[start RECORD EXTRACTS]
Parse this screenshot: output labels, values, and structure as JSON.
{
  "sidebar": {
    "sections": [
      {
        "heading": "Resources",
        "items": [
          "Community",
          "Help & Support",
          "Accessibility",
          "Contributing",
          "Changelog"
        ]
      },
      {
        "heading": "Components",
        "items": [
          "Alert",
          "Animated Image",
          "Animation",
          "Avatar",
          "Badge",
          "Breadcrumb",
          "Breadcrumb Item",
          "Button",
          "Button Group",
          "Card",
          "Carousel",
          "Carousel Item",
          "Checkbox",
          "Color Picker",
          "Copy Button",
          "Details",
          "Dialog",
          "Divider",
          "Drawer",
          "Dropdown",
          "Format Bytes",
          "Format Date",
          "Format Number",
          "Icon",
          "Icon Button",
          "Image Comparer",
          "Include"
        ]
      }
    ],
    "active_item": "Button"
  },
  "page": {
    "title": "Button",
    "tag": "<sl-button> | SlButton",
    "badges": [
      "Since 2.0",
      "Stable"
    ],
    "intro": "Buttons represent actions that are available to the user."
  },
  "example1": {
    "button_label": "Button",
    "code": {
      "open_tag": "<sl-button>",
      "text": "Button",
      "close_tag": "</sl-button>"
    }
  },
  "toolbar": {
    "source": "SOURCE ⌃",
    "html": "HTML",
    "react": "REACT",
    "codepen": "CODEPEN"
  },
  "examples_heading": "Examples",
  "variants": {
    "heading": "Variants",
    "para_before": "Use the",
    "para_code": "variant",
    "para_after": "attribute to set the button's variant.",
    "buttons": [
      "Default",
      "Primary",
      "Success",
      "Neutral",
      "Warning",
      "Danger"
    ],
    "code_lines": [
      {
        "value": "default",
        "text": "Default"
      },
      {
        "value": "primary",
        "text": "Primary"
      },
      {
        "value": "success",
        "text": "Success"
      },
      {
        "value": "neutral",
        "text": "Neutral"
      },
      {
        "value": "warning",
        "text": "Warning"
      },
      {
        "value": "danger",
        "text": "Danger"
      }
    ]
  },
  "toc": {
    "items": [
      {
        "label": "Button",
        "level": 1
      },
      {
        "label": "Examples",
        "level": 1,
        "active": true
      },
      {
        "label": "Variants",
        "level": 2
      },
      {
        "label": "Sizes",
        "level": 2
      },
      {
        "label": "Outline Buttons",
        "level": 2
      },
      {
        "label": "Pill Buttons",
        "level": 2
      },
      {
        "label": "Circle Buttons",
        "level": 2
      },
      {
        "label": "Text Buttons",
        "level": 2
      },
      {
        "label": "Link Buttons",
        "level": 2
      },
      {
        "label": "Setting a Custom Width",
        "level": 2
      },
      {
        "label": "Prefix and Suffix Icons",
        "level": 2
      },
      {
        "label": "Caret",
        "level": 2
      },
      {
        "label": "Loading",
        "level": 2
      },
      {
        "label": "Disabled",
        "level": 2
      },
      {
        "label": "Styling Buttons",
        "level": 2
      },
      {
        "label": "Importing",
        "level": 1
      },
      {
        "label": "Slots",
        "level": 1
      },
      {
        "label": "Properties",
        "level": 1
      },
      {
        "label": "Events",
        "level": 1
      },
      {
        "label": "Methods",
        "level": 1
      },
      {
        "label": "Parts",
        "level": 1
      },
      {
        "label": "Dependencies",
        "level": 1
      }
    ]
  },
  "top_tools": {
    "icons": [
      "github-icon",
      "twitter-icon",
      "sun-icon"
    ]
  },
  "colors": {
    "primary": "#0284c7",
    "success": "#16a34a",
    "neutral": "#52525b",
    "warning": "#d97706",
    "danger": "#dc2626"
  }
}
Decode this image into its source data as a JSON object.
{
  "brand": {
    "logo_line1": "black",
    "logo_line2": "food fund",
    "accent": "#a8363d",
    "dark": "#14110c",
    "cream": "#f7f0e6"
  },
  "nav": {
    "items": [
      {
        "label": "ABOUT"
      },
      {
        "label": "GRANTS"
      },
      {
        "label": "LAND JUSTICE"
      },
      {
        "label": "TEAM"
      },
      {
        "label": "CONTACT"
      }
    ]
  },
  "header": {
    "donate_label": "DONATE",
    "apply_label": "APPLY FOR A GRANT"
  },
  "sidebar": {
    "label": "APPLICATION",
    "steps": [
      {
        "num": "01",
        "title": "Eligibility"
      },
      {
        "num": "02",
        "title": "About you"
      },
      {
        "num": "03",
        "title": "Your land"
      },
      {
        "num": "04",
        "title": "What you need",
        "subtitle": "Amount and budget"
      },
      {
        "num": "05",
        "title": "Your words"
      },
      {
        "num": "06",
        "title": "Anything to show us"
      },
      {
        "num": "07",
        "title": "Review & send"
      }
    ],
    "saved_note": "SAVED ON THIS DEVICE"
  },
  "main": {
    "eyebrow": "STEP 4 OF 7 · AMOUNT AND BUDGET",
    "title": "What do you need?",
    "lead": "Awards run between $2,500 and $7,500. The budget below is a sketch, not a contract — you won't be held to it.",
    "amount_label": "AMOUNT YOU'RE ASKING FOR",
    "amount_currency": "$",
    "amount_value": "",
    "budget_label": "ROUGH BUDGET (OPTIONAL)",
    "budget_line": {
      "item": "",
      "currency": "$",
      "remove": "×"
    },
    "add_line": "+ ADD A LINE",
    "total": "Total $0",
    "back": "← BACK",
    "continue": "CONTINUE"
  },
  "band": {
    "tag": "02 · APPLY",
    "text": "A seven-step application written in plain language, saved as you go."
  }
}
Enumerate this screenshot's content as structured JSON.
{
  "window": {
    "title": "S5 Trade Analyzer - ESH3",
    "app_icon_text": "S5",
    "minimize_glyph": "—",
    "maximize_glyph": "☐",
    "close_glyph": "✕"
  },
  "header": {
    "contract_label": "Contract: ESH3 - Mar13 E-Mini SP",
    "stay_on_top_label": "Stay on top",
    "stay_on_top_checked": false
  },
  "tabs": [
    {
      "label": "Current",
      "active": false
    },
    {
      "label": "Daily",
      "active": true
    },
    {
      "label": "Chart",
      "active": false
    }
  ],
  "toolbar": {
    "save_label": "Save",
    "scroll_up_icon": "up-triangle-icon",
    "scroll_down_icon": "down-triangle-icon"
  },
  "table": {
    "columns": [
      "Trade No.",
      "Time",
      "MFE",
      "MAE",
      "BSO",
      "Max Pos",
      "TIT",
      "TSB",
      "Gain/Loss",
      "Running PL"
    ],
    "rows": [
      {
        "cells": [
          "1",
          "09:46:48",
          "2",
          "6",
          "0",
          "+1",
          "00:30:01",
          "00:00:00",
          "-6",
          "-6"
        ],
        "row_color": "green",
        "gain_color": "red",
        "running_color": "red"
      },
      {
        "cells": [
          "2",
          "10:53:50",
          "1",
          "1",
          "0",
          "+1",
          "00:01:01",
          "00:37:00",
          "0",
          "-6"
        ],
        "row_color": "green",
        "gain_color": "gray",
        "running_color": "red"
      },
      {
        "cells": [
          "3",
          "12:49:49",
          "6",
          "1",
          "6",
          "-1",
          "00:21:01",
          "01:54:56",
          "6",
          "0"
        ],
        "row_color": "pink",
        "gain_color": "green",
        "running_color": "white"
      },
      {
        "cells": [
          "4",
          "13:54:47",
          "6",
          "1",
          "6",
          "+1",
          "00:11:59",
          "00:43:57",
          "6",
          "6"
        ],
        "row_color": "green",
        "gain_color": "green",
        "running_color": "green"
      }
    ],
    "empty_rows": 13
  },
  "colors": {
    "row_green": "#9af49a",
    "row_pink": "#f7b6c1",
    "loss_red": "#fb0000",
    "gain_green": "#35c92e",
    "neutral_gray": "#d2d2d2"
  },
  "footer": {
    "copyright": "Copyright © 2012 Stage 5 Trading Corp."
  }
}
[end RECORD EXTRACTS]
WORK TO BE COMPLETED >> Copy the records above exactly.

THE OUTPUT >>
Parse this screenshot: output labels, values, and structure as JSON.
{
  "sidebar": {
    "sections": [
      {
        "heading": "Resources",
        "items": [
          "Community",
          "Help & Support",
          "Accessibility",
          "Contributing",
          "Changelog"
        ]
      },
      {
        "heading": "Components",
        "items": [
          "Alert",
          "Animated Image",
          "Animation",
          "Avatar",
          "Badge",
          "Breadcrumb",
          "Breadcrumb Item",
          "Button",
          "Button Group",
          "Card",
          "Carousel",
          "Carousel Item",
          "Checkbox",
          "Color Picker",
          "Copy Button",
          "Details",
          "Dialog",
          "Divider",
          "Drawer",
          "Dropdown",
          "Format Bytes",
          "Format Date",
          "Format Number",
          "Icon",
          "Icon Button",
          "Image Comparer",
          "Include"
        ]
      }
    ],
    "active_item": "Button"
  },
  "page": {
    "title": "Button",
    "tag": "<sl-button> | SlButton",
    "badges": [
      "Since 2.0",
      "Stable"
    ],
    "intro": "Buttons represent actions that are available to the user."
  },
  "example1": {
    "button_label": "Button",
    "code": {
      "open_tag": "<sl-button>",
      "text": "Button",
      "close_tag": "</sl-button>"
    }
  },
  "toolbar": {
    "source": "SOURCE ⌃",
    "html": "HTML",
    "react": "REACT",
    "codepen": "CODEPEN"
  },
  "examples_heading": "Examples",
  "variants": {
    "heading": "Variants",
    "para_before": "Use the",
    "para_code": "variant",
    "para_after": "attribute to set the button's variant.",
    "buttons": [
      "Default",
      "Primary",
      "Success",
      "Neutral",
      "Warning",
      "Danger"
    ],
    "code_lines": [
      {
        "value": "default",
        "text": "Default"
      },
      {
        "value": "primary",
        "text": "Primary"
      },
      {
        "value": "success",
        "text": "Success"
      },
      {
        "value": "neutral",
        "text": "Neutral"
      },
      {
        "value": "warning",
        "text": "Warning"
      },
      {
        "value": "danger",
        "text": "Danger"
      }
    ]
  },
  "toc": {
    "items": [
      {
        "label": "Button",
        "level": 1
      },
      {
        "label": "Examples",
        "level": 1,
        "active": true
      },
      {
        "label": "Variants",
        "level": 2
      },
      {
        "label": "Sizes",
        "level": 2
      },
      {
        "label": "Outline Buttons",
        "level": 2
      },
      {
        "label": "Pill Buttons",
        "level": 2
      },
      {
        "label": "Circle Buttons",
        "level": 2
      },
      {
        "label": "Text Buttons",
        "level": 2
      },
      {
        "label": "Link Buttons",
        "level": 2
      },
      {
        "label": "Setting a Custom Width",
        "level": 2
      },
      {
        "label": "Prefix and Suffix Icons",
        "level": 2
      },
      {
        "label": "Caret",
        "level": 2
      },
      {
        "label": "Loading",
        "level": 2
      },
      {
        "label": "Disabled",
        "level": 2
      },
      {
        "label": "Styling Buttons",
        "level": 2
      },
      {
        "label": "Importing",
        "level": 1
      },
      {
        "label": "Slots",
        "level": 1
      },
      {
        "label": "Properties",
        "level": 1
      },
      {
        "label": "Events",
        "level": 1
      },
      {
        "label": "Methods",
        "level": 1
      },
      {
        "label": "Parts",
        "level": 1
      },
      {
        "label": "Dependencies",
        "level": 1
      }
    ]
  },
  "top_tools": {
    "icons": [
      "github-icon",
      "twitter-icon",
      "sun-icon"
    ]
  },
  "colors": {
    "primary": "#0284c7",
    "success": "#16a34a",
    "neutral": "#52525b",
    "warning": "#d97706",
    "danger": "#dc2626"
  }
}
Decode this image into its source data as a JSON object.
{
  "brand": {
    "logo_line1": "black",
    "logo_line2": "food fund",
    "accent": "#a8363d",
    "dark": "#14110c",
    "cream": "#f7f0e6"
  },
  "nav": {
    "items": [
      {
        "label": "ABOUT"
      },
      {
        "label": "GRANTS"
      },
      {
        "label": "LAND JUSTICE"
      },
      {
        "label": "TEAM"
      },
      {
        "label": "CONTACT"
      }
    ]
  },
  "header": {
    "donate_label": "DONATE",
    "apply_label": "APPLY FOR A GRANT"
  },
  "sidebar": {
    "label": "APPLICATION",
    "steps": [
      {
        "num": "01",
        "title": "Eligibility"
      },
      {
        "num": "02",
        "title": "About you"
      },
      {
        "num": "03",
        "title": "Your land"
      },
      {
        "num": "04",
        "title": "What you need",
        "subtitle": "Amount and budget"
      },
      {
        "num": "05",
        "title": "Your words"
      },
      {
        "num": "06",
        "title": "Anything to show us"
      },
      {
        "num": "07",
        "title": "Review & send"
      }
    ],
    "saved_note": "SAVED ON THIS DEVICE"
  },
  "main": {
    "eyebrow": "STEP 4 OF 7 · AMOUNT AND BUDGET",
    "title": "What do you need?",
    "lead": "Awards run between $2,500 and $7,500. The budget below is a sketch, not a contract — you won't be held to it.",
    "amount_label": "AMOUNT YOU'RE ASKING FOR",
    "amount_currency": "$",
    "amount_value": "",
    "budget_label": "ROUGH BUDGET (OPTIONAL)",
    "budget_line": {
      "item": "",
      "currency": "$",
      "remove": "×"
    },
    "add_line": "+ ADD A LINE",
    "total": "Total $0",
    "back": "← BACK",
    "continue": "CONTINUE"
  },
  "band": {
    "tag": "02 · APPLY",
    "text": "A seven-step application written in plain language, saved as you go."
  }
}
Enumerate this screenshot's content as structured JSON.
{
  "window": {
    "title": "S5 Trade Analyzer - ESH3",
    "app_icon_text": "S5",
    "minimize_glyph": "—",
    "maximize_glyph": "☐",
    "close_glyph": "✕"
  },
  "header": {
    "contract_label": "Contract: ESH3 - Mar13 E-Mini SP",
    "stay_on_top_label": "Stay on top",
    "stay_on_top_checked": false
  },
  "tabs": [
    {
      "label": "Current",
      "active": false
    },
    {
      "label": "Daily",
      "active": true
    },
    {
      "label": "Chart",
      "active": false
    }
  ],
  "toolbar": {
    "save_label": "Save",
    "scroll_up_icon": "up-triangle-icon",
    "scroll_down_icon": "down-triangle-icon"
  },
  "table": {
    "columns": [
      "Trade No.",
      "Time",
      "MFE",
      "MAE",
      "BSO",
      "Max Pos",
      "TIT",
      "TSB",
      "Gain/Loss",
      "Running PL"
    ],
    "rows": [
      {
        "cells": [
          "1",
          "09:46:48",
          "2",
          "6",
          "0",
          "+1",
          "00:30:01",
          "00:00:00",
          "-6",
          "-6"
        ],
        "row_color": "green",
        "gain_color": "red",
        "running_color": "red"
      },
      {
        "cells": [
          "2",
          "10:53:50",
          "1",
          "1",
          "0",
          "+1",
          "00:01:01",
          "00:37:00",
          "0",
          "-6"
        ],
        "row_color": "green",
        "gain_color": "gray",
        "running_color": "red"
      },
      {
        "cells": [
          "3",
          "12:49:49",
          "6",
          "1",
          "6",
          "-1",
          "00:21:01",
          "01:54:56",
          "6",
          "0"
        ],
        "row_color": "pink",
        "gain_color": "green",
        "running_color": "white"
      },
      {
        "cells": [
          "4",
          "13:54:47",
          "6",
          "1",
          "6",
          "+1",
          "00:11:59",
          "00:43:57",
          "6",
          "6"
        ],
        "row_color": "green",
        "gain_color": "green",
        "running_color": "green"
      }
    ],
    "empty_rows": 13
  },
  "colors": {
    "row_green": "#9af49a",
    "row_pink": "#f7b6c1",
    "loss_red": "#fb0000",
    "gain_green": "#35c92e",
    "neutral_gray": "#d2d2d2"
  },
  "footer": {
    "copyright": "Copyright © 2012 Stage 5 Trading Corp."
  }
}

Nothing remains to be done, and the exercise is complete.